YOUR TASK: From the line with "Give me the" through the final line, transcribe the material below character for character; include no other lines.

───── GIVEN INFORMATION

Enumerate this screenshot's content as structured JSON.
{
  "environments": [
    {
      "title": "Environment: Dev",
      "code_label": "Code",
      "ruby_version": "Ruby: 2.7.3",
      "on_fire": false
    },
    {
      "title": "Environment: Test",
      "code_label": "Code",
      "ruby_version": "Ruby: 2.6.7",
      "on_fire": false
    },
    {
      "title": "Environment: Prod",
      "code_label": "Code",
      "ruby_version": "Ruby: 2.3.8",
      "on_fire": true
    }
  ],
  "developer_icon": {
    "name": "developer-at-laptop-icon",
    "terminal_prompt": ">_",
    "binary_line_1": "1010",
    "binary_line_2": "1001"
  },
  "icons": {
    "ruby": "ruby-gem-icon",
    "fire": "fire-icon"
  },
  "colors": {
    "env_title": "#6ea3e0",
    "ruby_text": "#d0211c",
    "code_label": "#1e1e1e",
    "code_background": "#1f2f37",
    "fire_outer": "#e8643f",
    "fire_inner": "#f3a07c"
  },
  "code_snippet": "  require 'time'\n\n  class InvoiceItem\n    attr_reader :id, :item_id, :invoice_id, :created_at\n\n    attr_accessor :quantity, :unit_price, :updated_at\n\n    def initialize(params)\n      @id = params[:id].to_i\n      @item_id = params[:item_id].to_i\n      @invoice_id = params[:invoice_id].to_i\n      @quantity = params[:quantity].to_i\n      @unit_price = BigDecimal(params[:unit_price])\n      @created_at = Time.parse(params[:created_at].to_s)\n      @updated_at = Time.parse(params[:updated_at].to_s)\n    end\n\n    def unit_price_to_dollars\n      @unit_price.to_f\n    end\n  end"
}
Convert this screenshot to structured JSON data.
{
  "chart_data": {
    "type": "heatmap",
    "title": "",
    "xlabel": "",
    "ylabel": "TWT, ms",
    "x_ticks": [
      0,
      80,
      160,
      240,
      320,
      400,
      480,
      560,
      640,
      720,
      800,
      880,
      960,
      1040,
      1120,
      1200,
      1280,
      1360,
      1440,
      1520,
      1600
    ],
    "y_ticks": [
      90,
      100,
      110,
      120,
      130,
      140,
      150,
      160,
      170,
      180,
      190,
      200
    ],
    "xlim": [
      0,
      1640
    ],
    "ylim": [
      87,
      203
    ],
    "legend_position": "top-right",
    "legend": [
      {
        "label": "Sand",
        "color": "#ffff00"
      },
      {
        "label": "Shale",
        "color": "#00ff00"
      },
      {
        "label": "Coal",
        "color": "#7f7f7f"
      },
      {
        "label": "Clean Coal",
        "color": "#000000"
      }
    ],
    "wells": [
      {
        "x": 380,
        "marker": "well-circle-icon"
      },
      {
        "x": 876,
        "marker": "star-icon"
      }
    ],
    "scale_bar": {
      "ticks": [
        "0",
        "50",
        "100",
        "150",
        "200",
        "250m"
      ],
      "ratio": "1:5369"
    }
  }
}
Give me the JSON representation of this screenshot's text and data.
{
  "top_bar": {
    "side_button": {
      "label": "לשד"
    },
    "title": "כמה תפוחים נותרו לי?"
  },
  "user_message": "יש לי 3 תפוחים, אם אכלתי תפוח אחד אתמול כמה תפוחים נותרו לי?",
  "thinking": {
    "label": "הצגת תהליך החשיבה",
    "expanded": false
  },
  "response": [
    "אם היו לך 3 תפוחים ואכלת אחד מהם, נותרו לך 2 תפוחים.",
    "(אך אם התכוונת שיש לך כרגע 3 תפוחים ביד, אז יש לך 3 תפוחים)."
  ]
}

──────────

EXPECTED ANSWER:
Give me the JSON representation of this screenshot's text and data.
{
  "top_bar": {
    "side_button": {
      "label": "לשד"
    },
    "title": "כמה תפוחים נותרו לי?"
  },
  "user_message": "יש לי 3 תפוחים, אם אכלתי תפוח אחד אתמול כמה תפוחים נותרו לי?",
  "thinking": {
    "label": "הצגת תהליך החשיבה",
    "expanded": false
  },
  "response": [
    "אם היו לך 3 תפוחים ואכלת אחד מהם, נותרו לך 2 תפוחים.",
    "(אך אם התכוונת שיש לך כרגע 3 תפוחים ביד, אז יש לך 3 תפוחים)."
  ]
}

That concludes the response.